§ PROMPT: Give every line from the entries that contains "JSON".

[Stored records]
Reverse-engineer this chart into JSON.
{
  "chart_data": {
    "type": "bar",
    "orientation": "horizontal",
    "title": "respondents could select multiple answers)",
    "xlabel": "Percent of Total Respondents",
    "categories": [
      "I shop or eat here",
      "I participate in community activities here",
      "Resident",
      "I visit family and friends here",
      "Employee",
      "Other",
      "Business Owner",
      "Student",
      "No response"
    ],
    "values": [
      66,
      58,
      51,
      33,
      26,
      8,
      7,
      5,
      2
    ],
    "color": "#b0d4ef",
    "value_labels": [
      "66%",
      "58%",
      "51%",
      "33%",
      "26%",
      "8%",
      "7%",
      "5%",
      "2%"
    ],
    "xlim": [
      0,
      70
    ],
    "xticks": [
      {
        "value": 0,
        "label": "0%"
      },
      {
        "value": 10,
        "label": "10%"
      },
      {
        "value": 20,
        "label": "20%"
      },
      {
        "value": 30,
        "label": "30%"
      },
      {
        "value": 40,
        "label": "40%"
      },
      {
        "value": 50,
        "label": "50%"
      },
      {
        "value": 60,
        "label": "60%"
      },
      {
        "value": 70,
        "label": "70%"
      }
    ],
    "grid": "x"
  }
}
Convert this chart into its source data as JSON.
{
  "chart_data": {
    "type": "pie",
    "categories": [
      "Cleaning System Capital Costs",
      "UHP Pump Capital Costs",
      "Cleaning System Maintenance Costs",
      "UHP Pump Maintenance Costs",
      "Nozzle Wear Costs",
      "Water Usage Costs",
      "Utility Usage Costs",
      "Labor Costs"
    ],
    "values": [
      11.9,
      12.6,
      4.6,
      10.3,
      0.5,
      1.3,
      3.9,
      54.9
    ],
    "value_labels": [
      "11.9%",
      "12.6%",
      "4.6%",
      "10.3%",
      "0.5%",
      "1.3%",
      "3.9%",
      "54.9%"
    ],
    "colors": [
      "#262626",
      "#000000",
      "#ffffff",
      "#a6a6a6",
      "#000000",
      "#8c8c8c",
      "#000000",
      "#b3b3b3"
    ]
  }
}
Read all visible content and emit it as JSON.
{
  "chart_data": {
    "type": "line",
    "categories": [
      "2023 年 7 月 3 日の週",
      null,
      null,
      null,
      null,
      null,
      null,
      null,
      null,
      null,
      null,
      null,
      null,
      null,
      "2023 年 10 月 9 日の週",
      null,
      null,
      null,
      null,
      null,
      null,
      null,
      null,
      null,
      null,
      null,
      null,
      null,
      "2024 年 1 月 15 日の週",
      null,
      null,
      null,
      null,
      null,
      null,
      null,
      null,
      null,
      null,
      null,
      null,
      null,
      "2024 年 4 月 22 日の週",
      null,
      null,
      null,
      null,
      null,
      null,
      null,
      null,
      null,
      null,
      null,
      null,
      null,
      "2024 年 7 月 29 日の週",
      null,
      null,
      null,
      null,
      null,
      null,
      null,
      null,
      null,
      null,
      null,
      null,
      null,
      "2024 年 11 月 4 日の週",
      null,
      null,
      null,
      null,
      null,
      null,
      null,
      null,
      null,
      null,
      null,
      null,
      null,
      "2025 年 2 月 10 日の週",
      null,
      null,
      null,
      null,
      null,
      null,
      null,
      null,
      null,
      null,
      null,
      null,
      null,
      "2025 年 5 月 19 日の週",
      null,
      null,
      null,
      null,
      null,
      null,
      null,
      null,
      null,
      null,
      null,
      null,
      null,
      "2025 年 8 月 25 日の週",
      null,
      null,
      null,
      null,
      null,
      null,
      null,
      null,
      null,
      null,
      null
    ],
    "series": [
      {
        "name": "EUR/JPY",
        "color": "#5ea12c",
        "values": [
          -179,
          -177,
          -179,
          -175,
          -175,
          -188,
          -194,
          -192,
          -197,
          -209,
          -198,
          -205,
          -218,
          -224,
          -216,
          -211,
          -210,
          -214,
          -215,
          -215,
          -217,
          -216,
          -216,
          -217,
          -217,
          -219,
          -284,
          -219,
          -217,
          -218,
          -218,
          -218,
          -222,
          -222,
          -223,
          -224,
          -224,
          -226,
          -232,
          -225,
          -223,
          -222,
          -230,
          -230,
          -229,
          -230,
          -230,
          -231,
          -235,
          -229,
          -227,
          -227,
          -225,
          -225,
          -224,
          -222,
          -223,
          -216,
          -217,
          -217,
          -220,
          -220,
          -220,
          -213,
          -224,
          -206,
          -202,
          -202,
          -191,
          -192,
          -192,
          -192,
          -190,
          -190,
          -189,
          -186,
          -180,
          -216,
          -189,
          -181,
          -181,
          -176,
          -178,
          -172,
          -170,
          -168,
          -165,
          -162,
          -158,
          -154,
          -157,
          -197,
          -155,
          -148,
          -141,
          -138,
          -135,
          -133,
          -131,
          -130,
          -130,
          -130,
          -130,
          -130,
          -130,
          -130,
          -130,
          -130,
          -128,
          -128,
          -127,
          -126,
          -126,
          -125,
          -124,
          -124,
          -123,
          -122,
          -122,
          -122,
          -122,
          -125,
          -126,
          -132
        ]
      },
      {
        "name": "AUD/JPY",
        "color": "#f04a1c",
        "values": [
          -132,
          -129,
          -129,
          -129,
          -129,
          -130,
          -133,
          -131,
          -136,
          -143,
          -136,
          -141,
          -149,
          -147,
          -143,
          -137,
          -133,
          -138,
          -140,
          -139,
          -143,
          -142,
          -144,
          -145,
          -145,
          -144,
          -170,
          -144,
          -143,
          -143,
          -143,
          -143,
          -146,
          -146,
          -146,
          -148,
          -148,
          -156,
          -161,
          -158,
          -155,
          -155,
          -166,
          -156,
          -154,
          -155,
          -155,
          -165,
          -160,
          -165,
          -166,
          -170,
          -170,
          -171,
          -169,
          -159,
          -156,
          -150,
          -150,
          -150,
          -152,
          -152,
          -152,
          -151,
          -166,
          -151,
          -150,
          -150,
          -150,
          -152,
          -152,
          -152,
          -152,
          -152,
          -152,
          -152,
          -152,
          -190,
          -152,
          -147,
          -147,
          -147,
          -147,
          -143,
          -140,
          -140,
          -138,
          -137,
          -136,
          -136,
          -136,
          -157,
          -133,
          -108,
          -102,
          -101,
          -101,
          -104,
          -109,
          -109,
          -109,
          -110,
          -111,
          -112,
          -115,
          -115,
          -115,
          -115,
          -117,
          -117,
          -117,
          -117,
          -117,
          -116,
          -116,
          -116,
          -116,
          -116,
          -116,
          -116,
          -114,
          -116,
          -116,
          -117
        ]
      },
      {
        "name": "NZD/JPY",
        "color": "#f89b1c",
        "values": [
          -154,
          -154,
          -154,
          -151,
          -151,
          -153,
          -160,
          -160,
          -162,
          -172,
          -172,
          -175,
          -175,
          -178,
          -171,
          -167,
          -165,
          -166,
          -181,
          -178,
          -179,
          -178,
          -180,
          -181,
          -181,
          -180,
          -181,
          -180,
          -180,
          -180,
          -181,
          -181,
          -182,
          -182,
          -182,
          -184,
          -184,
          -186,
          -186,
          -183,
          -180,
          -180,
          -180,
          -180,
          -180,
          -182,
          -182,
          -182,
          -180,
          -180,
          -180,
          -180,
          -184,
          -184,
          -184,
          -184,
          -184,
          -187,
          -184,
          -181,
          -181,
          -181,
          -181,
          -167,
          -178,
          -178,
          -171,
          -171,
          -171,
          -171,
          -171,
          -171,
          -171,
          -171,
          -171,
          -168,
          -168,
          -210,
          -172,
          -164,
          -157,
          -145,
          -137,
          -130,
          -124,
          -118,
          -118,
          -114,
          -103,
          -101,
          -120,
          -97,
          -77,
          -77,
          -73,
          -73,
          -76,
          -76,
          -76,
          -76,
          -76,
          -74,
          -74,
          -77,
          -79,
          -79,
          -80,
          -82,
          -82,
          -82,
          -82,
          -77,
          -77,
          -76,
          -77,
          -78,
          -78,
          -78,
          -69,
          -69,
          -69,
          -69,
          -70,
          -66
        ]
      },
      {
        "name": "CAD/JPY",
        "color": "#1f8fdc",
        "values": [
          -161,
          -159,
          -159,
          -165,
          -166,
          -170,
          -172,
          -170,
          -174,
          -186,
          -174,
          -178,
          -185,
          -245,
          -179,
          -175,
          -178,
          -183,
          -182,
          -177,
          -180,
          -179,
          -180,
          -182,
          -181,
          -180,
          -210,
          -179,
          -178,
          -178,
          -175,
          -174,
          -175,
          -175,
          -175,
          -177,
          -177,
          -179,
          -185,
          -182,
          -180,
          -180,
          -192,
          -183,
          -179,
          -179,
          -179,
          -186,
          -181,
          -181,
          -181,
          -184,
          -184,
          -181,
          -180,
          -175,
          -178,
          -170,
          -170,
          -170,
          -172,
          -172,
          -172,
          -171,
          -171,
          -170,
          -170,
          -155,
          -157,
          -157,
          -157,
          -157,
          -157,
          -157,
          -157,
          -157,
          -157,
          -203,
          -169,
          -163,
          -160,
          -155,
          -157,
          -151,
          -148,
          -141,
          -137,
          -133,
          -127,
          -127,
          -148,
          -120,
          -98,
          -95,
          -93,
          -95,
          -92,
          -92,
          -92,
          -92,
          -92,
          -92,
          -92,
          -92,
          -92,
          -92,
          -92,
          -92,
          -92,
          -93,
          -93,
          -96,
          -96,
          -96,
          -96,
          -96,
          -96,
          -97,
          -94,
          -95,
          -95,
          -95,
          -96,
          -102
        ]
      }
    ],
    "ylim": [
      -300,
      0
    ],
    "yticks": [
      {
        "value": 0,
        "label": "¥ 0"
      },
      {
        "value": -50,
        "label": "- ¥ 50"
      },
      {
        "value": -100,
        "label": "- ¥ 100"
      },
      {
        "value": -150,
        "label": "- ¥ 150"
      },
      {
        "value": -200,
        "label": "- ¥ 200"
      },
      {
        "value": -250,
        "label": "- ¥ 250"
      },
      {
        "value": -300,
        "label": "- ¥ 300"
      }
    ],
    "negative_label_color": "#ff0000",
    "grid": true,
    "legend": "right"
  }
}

§ RESULT:
Reverse-engineer this chart into JSON.
Convert this chart into its source data as JSON.
Read all visible content and emit it as JSON.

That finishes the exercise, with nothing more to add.